Part of a data file

____________

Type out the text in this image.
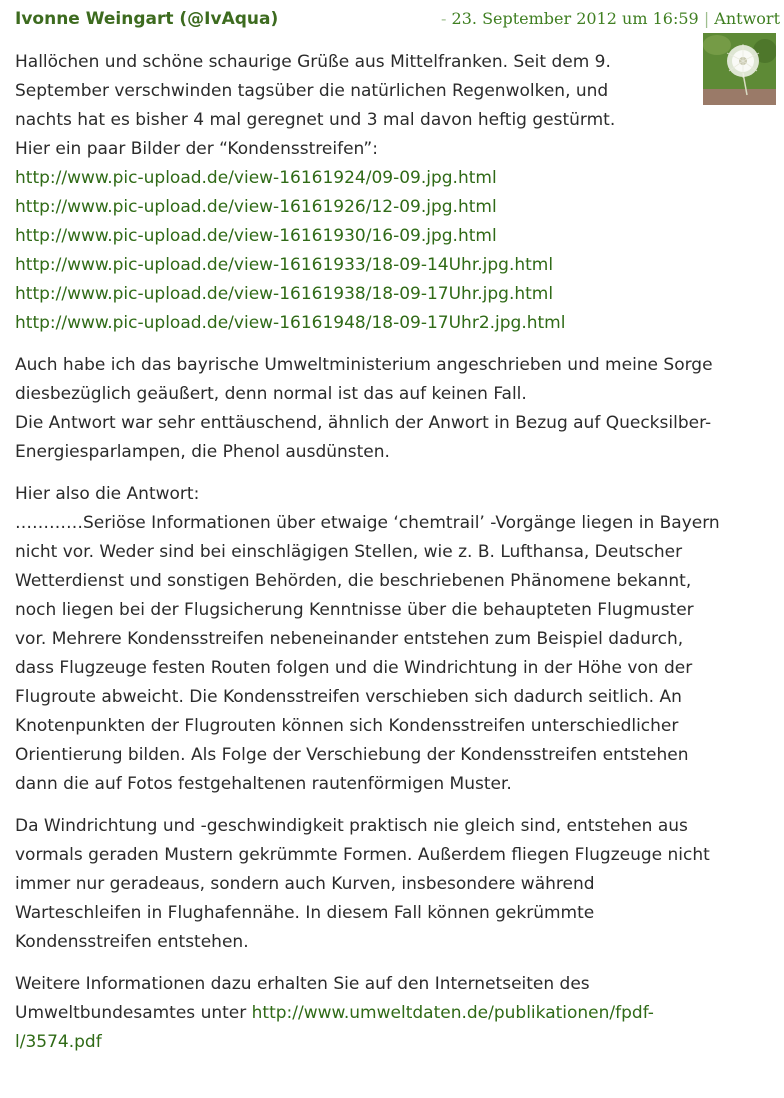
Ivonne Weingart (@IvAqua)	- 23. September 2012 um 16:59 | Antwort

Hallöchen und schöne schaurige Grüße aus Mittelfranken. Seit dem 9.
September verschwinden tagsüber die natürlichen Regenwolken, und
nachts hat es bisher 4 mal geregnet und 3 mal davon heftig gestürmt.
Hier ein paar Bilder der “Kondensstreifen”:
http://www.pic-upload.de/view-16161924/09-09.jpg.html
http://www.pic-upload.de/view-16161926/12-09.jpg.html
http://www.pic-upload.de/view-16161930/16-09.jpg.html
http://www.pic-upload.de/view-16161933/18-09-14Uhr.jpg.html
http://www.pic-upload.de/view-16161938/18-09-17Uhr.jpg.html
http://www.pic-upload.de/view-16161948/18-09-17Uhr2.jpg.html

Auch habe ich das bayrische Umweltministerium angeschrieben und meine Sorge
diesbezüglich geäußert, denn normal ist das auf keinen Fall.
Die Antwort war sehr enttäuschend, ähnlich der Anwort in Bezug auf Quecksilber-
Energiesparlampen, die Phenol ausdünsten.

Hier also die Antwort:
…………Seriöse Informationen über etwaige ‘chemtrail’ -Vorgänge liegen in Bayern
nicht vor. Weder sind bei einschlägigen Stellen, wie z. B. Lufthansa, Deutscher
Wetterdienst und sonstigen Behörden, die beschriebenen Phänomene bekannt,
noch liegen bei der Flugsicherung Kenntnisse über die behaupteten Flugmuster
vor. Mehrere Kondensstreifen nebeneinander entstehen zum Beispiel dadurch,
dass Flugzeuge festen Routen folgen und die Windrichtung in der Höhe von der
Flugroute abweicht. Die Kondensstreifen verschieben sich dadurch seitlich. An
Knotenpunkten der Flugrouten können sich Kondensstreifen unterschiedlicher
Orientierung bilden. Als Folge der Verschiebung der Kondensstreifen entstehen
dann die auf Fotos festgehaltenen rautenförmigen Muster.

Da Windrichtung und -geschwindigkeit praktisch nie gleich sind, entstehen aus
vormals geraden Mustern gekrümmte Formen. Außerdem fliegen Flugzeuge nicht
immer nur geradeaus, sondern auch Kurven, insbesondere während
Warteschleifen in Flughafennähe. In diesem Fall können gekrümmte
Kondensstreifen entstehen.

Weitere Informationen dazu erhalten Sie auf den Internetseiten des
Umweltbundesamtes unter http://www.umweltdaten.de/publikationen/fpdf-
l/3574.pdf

____________

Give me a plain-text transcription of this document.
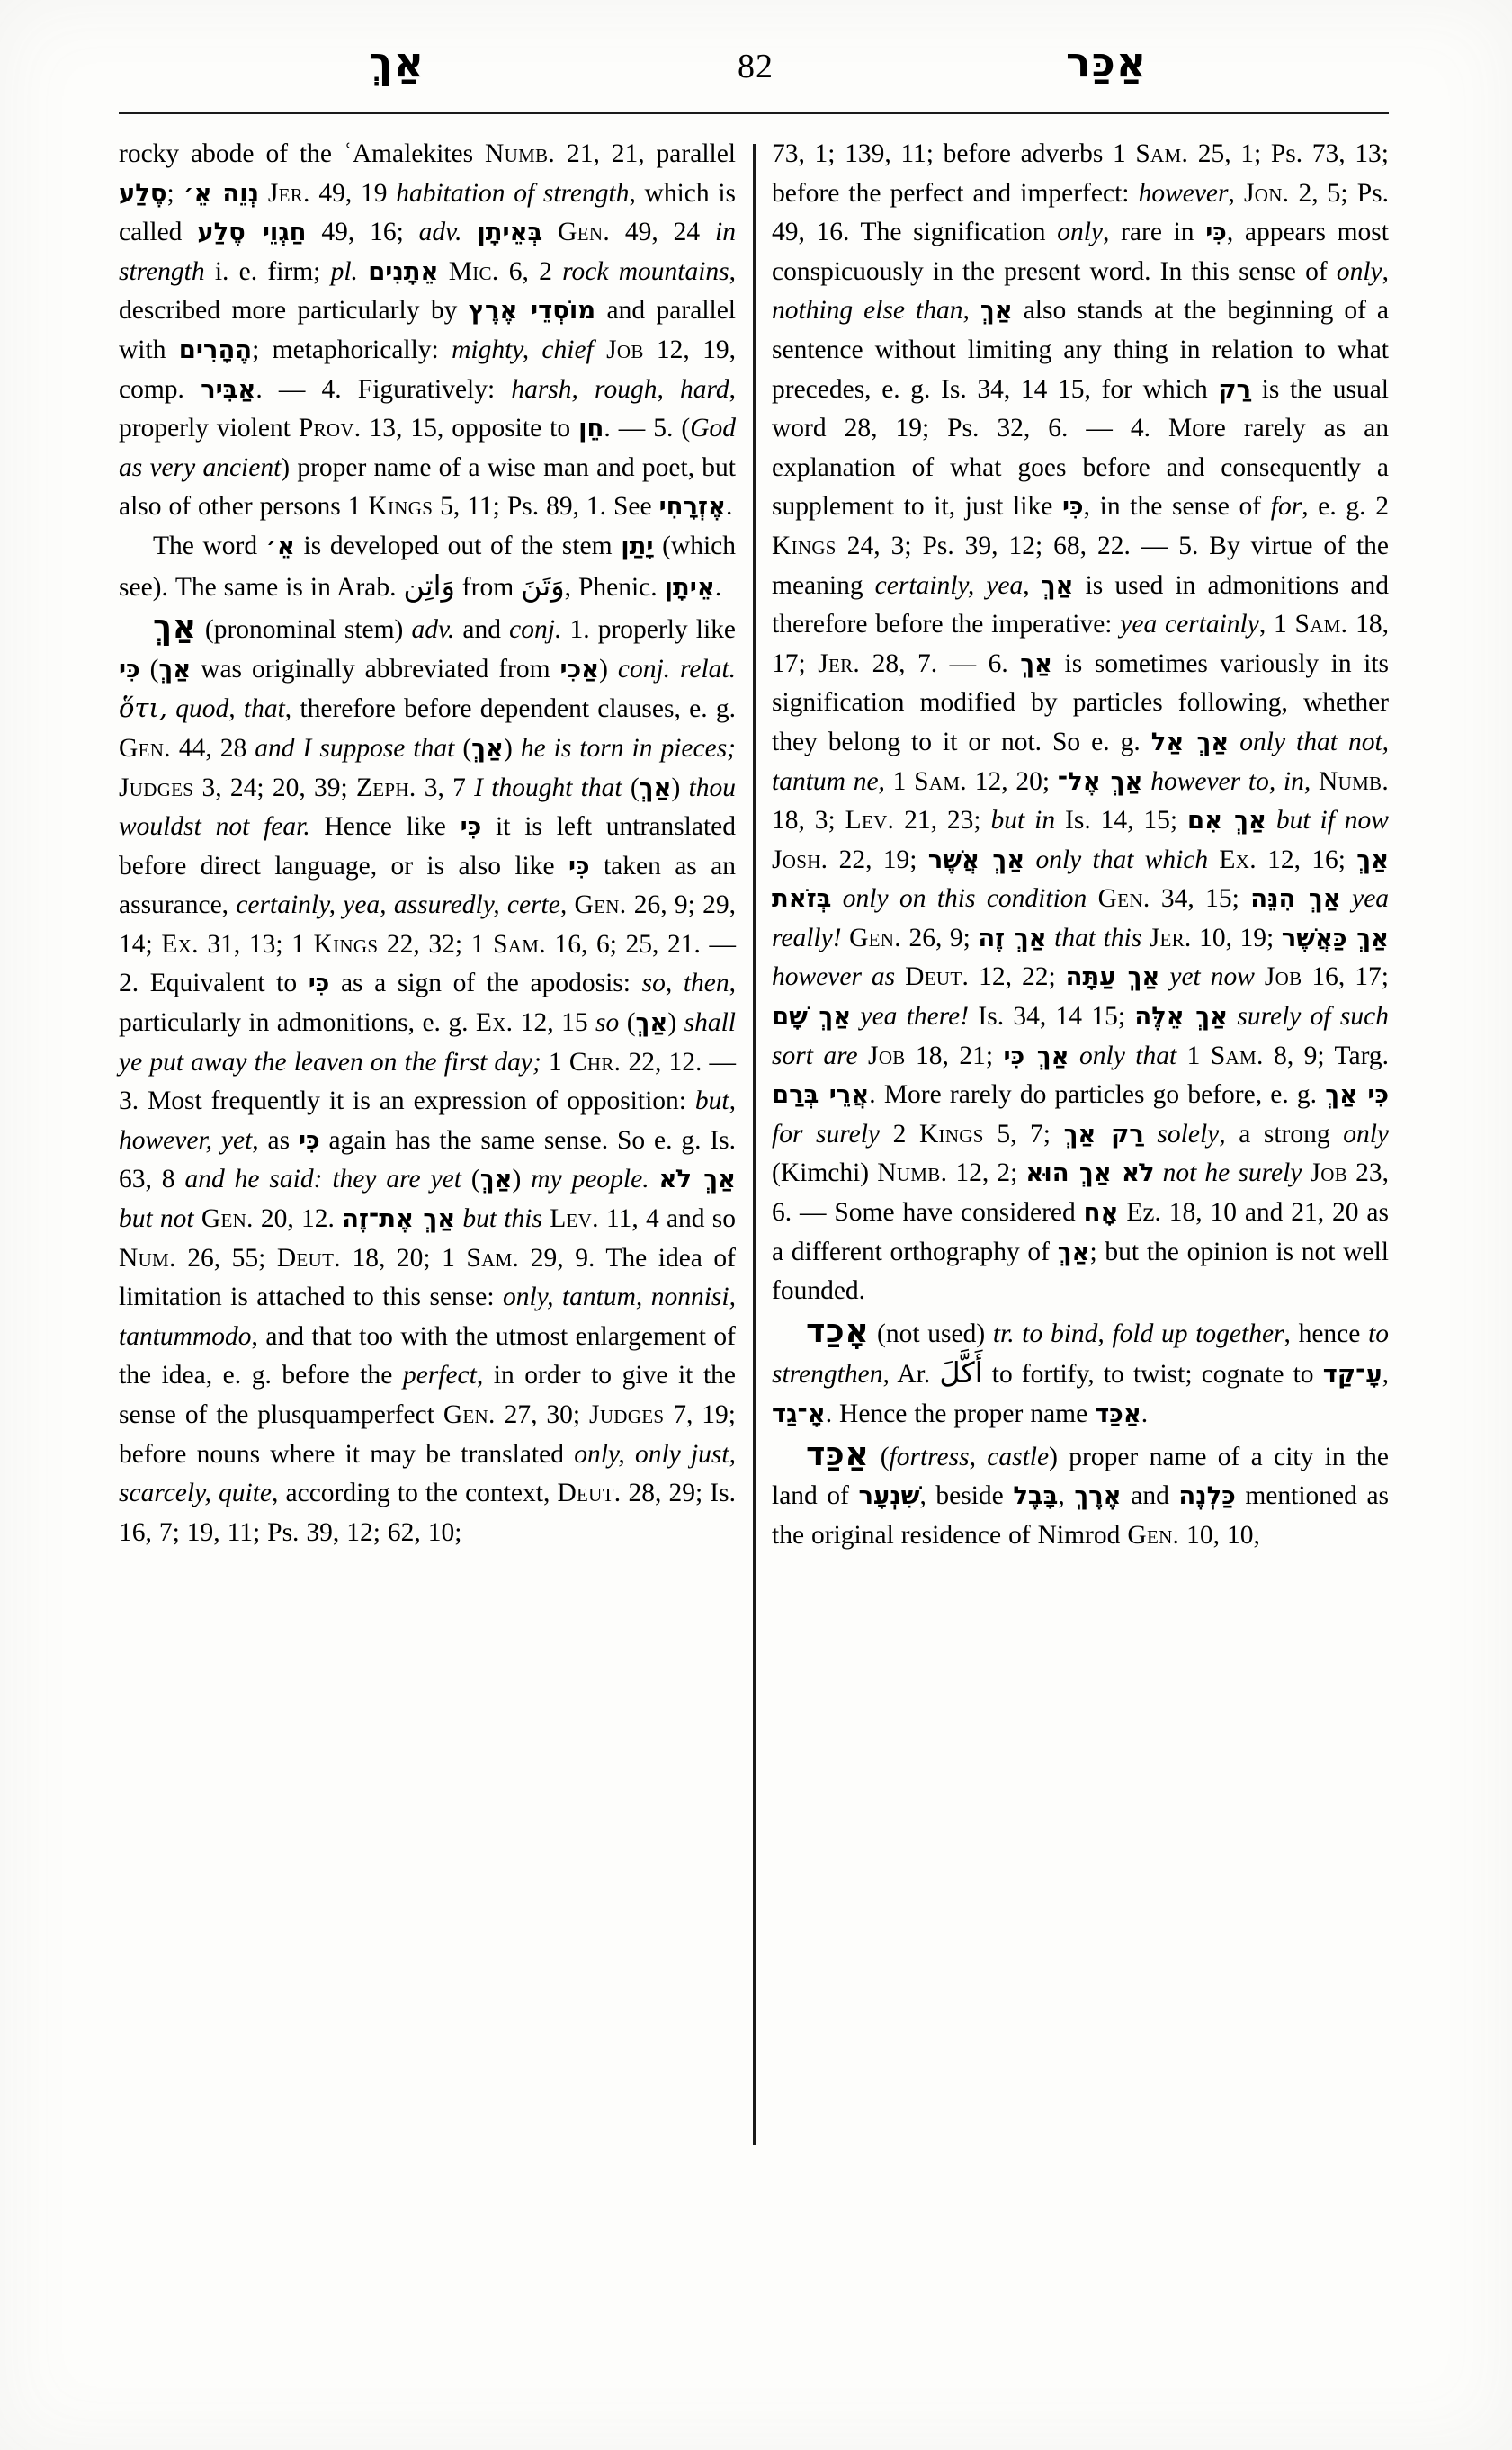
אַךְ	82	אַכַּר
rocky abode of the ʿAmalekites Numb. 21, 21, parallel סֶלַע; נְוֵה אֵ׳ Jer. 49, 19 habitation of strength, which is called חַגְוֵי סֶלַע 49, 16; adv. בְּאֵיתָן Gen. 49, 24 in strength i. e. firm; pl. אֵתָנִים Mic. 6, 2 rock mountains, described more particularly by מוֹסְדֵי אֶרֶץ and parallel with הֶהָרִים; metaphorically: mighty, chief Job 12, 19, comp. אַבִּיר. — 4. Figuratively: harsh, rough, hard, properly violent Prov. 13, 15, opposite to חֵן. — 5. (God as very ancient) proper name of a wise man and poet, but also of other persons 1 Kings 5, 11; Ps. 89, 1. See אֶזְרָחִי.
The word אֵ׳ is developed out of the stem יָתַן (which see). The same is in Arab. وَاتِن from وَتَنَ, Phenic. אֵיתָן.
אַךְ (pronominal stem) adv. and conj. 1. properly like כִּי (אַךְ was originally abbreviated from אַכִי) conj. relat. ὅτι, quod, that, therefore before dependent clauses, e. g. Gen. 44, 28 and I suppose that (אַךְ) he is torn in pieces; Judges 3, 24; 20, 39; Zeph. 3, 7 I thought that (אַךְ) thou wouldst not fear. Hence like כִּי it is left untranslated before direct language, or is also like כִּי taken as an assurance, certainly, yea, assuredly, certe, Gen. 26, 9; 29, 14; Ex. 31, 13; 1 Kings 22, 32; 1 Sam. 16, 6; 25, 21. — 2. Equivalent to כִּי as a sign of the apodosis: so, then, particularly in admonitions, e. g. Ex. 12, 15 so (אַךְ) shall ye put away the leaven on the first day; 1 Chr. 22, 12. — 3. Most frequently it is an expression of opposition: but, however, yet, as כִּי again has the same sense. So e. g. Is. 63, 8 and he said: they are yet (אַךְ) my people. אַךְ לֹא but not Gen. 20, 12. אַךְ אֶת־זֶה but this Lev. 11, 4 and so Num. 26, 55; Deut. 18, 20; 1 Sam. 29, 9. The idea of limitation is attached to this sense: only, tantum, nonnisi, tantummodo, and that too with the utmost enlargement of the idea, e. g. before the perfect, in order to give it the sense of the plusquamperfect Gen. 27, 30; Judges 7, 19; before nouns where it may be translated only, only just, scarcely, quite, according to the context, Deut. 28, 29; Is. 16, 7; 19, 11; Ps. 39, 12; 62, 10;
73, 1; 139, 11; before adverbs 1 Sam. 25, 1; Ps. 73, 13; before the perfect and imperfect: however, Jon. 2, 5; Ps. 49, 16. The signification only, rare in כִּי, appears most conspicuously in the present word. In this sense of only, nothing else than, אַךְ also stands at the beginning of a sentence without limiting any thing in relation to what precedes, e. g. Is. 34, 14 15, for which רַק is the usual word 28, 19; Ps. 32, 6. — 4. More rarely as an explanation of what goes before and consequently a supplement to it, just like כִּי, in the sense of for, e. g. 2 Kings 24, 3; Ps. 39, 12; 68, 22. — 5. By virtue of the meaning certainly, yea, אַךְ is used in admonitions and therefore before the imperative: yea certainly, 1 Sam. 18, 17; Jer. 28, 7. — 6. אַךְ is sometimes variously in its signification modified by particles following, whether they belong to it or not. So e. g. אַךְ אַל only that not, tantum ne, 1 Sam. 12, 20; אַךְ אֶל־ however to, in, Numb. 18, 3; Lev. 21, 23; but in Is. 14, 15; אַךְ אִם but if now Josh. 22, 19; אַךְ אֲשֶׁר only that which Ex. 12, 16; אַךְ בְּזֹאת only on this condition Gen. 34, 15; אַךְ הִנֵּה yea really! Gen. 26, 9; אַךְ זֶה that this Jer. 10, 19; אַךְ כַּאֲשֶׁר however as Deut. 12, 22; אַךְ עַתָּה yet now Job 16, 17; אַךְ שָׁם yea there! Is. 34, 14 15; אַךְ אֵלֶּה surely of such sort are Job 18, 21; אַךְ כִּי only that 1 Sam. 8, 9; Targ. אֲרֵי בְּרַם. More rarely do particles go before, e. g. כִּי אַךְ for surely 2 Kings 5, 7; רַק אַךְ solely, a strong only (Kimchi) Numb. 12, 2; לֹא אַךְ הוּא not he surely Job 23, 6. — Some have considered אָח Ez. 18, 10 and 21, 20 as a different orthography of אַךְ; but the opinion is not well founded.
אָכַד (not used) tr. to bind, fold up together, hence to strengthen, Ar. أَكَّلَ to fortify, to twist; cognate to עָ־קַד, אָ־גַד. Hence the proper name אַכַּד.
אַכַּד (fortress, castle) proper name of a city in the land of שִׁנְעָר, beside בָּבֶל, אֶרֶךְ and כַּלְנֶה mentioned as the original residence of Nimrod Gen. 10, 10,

____________

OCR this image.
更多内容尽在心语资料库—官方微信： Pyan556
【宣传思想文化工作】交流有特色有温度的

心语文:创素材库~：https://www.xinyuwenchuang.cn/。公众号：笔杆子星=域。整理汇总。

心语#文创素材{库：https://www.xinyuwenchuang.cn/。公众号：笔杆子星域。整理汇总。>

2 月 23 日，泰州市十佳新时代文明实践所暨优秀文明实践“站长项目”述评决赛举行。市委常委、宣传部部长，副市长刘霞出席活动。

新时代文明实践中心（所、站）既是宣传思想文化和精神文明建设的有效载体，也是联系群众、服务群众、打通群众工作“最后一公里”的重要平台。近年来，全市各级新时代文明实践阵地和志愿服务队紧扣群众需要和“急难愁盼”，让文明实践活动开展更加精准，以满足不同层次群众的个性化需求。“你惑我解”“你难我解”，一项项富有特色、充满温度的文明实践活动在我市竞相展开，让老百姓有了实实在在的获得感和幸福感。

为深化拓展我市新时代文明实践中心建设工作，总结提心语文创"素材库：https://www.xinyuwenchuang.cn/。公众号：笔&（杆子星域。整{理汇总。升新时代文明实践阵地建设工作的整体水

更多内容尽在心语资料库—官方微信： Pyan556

____________

## Written exercise
Identify each line in the records above containing the word "整理汇总"; copy those lines.

## The reply
心语文:创素材库~：https://www.xinyuwenchuang.cn/。公众号：笔杆子星=域。整理汇总。
心语#文创素材{库：https://www.xinyuwenchuang.cn/。公众号：笔杆子星域。整理汇总。>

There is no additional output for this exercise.